▸ Written exercise: Copy out each line of the material in which the word "SpringbootRegisterApplication" appears.

▸ Stored data entries:
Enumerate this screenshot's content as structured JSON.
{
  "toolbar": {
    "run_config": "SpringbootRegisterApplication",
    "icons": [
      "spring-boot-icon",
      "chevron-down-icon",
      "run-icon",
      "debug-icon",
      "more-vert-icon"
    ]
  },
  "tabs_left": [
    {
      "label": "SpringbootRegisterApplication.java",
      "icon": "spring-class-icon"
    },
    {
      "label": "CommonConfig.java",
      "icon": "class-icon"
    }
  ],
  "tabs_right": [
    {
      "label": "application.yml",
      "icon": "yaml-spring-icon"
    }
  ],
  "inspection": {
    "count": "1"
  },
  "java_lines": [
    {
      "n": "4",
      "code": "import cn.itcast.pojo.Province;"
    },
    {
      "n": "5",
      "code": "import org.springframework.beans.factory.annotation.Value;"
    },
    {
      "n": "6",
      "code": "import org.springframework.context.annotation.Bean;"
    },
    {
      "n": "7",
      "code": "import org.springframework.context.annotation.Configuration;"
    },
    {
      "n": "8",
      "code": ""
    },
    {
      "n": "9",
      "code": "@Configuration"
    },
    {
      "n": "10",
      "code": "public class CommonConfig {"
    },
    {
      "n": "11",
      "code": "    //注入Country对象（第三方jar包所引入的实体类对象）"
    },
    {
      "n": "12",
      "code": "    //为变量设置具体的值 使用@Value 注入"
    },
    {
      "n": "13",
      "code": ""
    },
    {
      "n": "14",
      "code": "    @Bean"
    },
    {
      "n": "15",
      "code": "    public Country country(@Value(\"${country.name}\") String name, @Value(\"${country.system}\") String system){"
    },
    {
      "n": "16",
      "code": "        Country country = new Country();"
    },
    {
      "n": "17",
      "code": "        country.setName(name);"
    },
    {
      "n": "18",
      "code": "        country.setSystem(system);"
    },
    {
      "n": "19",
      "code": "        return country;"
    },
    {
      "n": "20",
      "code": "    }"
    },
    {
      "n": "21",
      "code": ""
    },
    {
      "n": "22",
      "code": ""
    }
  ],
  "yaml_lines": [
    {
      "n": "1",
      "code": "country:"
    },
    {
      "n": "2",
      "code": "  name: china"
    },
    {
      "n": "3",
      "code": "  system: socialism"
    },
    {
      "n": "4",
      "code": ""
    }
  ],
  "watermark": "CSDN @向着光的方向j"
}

▸ Output of the exercise:
    "run_config": "SpringbootRegisterApplication",
      "label": "SpringbootRegisterApplication.java",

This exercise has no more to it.